Page layout parsing data
• • • • • • •

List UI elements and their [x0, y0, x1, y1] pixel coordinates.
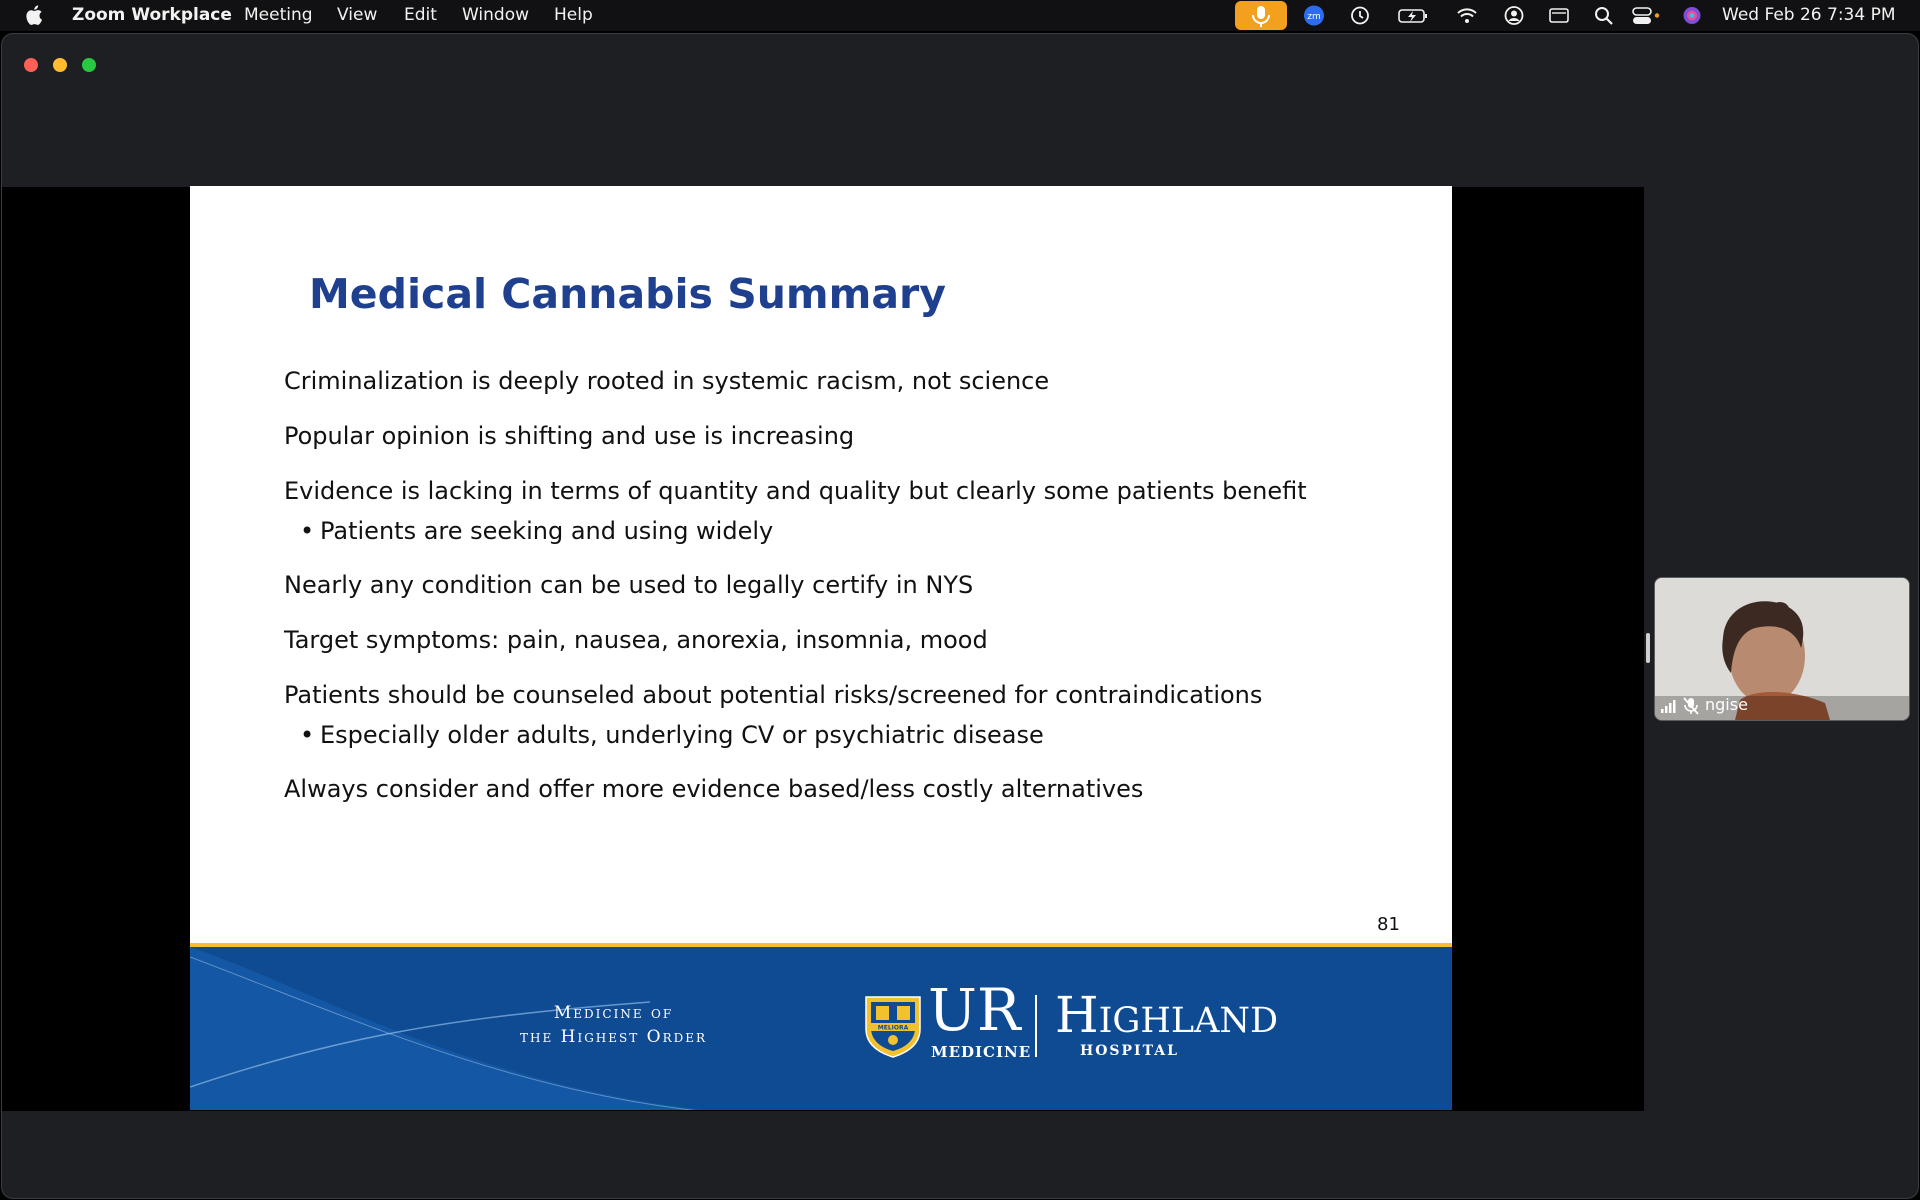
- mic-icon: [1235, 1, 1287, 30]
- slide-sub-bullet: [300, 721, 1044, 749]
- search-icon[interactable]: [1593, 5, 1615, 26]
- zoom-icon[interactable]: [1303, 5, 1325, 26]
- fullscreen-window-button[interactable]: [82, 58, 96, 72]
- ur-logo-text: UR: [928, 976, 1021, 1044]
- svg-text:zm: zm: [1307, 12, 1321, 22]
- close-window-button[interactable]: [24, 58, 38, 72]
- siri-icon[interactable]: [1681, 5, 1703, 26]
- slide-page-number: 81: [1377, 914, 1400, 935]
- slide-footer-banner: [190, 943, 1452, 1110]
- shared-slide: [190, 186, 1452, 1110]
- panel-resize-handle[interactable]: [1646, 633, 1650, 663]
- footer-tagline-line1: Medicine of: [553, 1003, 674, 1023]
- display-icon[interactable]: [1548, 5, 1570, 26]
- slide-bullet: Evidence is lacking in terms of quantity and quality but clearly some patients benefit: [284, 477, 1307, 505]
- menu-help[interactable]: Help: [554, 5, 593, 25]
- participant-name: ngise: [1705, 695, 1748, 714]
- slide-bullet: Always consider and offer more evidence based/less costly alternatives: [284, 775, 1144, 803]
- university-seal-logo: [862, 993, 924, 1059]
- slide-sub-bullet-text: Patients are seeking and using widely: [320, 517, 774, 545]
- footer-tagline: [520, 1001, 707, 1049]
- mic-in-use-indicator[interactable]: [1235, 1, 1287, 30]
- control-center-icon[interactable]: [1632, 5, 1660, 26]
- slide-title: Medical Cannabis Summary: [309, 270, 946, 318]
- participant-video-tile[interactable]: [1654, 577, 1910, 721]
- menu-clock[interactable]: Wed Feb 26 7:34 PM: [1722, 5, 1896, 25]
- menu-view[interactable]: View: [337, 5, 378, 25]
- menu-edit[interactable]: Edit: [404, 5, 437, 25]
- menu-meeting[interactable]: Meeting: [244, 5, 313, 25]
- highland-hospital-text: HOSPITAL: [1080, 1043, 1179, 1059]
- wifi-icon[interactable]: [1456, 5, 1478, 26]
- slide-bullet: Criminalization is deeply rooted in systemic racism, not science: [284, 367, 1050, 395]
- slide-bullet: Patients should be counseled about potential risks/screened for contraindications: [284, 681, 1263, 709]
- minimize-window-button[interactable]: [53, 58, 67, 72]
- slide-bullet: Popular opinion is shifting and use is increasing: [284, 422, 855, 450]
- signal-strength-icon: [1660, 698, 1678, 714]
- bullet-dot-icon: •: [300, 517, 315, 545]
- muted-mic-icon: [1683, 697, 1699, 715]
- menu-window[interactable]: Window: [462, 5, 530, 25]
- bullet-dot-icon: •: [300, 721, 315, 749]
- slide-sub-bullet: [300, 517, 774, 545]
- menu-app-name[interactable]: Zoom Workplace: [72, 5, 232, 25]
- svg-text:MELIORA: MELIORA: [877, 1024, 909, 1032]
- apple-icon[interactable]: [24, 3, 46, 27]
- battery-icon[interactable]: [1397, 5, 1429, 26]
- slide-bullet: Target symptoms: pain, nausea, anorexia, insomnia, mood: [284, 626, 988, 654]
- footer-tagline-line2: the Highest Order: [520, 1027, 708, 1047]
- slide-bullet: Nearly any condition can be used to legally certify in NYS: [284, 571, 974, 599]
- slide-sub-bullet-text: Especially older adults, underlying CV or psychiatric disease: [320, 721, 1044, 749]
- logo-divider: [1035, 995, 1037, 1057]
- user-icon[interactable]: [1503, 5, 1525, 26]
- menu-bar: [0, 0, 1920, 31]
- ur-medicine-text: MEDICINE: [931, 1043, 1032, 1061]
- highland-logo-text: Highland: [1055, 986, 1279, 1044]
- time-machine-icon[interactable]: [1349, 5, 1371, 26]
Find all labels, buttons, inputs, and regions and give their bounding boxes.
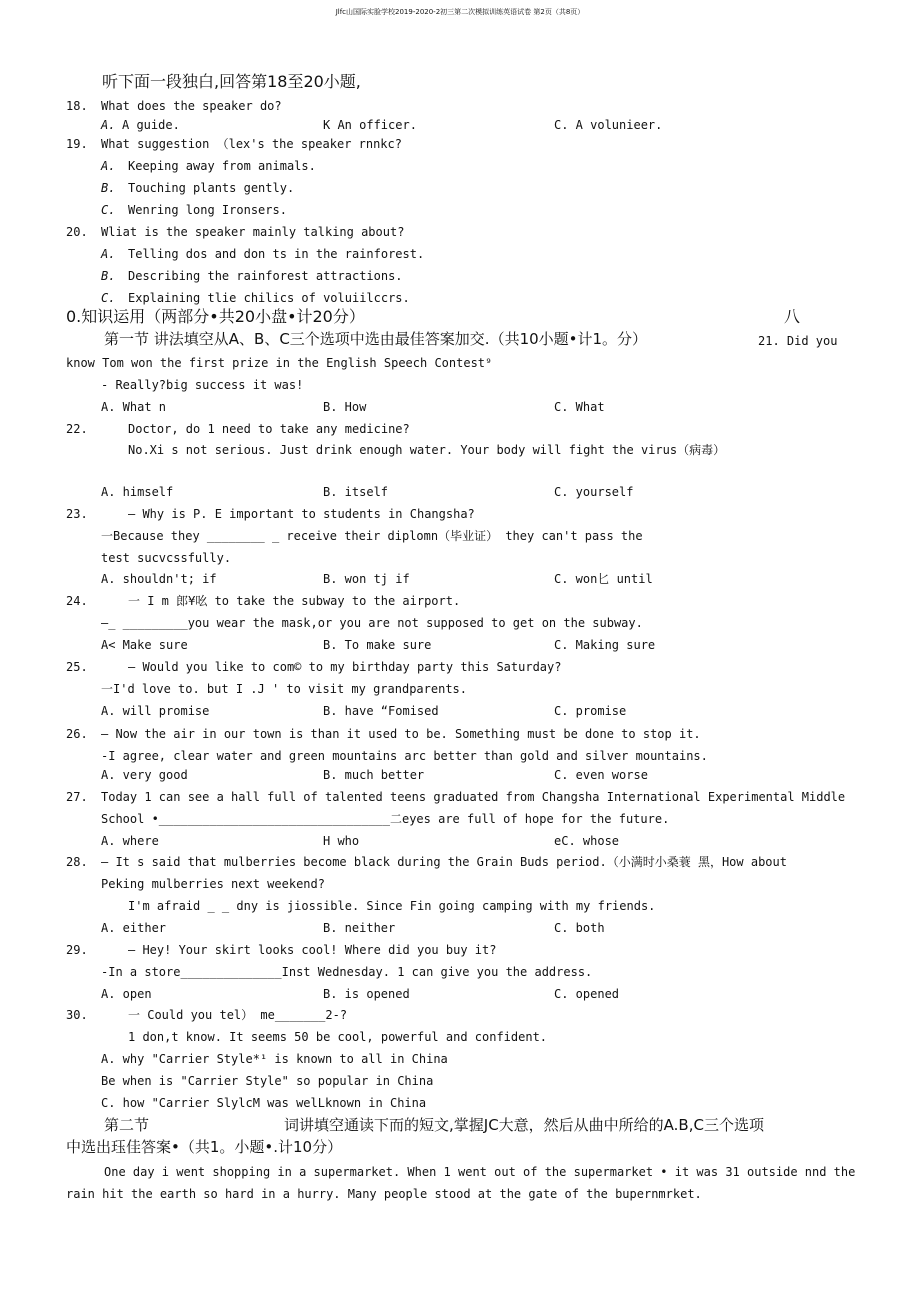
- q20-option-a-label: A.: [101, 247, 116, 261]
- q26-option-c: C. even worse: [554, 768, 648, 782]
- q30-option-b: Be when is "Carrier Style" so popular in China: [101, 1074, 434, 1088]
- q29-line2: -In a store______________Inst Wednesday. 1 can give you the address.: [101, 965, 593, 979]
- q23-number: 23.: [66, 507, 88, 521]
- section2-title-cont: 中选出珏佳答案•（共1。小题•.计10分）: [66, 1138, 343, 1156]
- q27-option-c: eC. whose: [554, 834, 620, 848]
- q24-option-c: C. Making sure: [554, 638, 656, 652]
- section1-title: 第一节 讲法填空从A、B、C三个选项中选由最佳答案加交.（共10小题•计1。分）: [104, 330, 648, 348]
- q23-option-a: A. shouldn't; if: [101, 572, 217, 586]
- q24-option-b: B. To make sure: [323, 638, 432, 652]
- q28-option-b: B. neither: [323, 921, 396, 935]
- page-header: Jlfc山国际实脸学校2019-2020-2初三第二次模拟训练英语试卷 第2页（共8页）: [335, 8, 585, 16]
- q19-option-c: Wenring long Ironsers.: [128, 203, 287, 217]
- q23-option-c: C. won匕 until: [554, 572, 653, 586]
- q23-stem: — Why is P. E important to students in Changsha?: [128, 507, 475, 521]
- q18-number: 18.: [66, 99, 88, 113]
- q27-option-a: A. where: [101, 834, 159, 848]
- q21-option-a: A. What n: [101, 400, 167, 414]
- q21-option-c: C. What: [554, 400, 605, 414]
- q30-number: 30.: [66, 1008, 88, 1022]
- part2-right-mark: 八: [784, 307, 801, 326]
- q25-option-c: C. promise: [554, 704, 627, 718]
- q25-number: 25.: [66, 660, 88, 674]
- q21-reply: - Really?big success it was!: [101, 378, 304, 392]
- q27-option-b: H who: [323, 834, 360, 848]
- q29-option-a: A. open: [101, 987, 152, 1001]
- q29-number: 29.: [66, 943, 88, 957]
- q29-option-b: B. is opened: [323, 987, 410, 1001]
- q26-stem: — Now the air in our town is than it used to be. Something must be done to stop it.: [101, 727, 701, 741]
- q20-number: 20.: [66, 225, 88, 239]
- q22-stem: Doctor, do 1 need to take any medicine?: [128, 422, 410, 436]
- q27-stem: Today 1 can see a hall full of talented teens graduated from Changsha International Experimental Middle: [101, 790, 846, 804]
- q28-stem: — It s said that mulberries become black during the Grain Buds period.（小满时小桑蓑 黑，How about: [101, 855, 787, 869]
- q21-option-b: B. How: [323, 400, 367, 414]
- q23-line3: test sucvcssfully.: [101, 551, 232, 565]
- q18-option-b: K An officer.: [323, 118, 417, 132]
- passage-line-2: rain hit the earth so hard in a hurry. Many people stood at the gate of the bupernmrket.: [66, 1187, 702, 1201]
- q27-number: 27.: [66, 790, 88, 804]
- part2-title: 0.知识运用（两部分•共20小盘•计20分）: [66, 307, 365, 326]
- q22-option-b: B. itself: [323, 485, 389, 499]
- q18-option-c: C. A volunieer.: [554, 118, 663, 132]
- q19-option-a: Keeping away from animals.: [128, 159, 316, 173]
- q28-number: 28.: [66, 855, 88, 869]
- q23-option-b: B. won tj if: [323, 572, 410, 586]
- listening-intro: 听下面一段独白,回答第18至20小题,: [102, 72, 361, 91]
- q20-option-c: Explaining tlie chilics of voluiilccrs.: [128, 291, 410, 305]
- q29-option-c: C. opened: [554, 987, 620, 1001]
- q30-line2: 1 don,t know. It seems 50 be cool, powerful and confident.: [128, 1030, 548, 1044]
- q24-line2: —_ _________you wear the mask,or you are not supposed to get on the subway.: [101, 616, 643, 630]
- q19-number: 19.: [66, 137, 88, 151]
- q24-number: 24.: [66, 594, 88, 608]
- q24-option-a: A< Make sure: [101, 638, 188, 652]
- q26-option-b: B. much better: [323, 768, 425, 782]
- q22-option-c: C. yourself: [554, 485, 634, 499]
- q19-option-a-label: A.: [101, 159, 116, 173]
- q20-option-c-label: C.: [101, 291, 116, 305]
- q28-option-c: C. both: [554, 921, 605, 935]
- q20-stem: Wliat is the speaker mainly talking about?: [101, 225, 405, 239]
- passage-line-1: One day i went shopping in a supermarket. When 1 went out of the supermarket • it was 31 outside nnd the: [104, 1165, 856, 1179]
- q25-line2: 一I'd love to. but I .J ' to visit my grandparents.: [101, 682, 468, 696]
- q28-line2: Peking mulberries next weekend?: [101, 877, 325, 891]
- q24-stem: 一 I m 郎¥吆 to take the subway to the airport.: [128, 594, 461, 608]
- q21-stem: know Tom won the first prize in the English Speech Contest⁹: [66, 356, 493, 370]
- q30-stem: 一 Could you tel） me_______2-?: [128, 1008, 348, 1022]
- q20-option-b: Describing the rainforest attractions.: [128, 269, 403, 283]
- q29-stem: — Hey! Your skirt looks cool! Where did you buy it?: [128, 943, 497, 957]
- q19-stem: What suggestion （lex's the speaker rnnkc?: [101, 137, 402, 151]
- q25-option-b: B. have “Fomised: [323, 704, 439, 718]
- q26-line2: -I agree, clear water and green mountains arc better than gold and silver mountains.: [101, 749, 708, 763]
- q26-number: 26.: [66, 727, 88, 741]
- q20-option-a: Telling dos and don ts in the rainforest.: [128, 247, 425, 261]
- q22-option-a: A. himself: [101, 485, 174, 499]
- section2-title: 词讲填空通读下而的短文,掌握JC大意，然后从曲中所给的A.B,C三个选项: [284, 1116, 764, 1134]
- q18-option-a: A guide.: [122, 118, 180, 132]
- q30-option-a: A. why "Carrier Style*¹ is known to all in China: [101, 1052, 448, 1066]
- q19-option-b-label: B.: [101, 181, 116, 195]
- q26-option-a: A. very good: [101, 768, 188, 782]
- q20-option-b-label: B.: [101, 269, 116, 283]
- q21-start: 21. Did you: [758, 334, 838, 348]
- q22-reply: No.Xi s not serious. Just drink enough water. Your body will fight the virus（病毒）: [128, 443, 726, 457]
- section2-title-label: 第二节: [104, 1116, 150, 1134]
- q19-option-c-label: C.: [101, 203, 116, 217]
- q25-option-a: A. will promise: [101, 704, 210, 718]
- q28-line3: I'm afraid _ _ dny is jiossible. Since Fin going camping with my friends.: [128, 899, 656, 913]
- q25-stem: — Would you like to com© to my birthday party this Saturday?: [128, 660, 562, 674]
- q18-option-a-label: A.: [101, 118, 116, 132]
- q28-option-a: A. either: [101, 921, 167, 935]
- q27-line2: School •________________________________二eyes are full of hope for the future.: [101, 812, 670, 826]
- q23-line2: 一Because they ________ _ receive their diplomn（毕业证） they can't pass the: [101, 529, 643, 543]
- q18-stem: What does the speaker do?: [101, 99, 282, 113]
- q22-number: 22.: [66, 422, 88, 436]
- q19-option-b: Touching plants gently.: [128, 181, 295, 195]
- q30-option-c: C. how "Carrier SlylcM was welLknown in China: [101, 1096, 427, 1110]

• • • • • • •

● **TASK INSTRUCTIONS**
Whenever a line of the entries contains the string "than", copy that line.

● **ANSWER TO THE PROBLEM**
- q26-stem: — Now the air in our town is than it used to be. Something must be done to stop it.: [101, 727, 701, 741]
- q26-line2: -I agree, clear water and green mountains arc better than gold and silver mountains.: [101, 749, 708, 763]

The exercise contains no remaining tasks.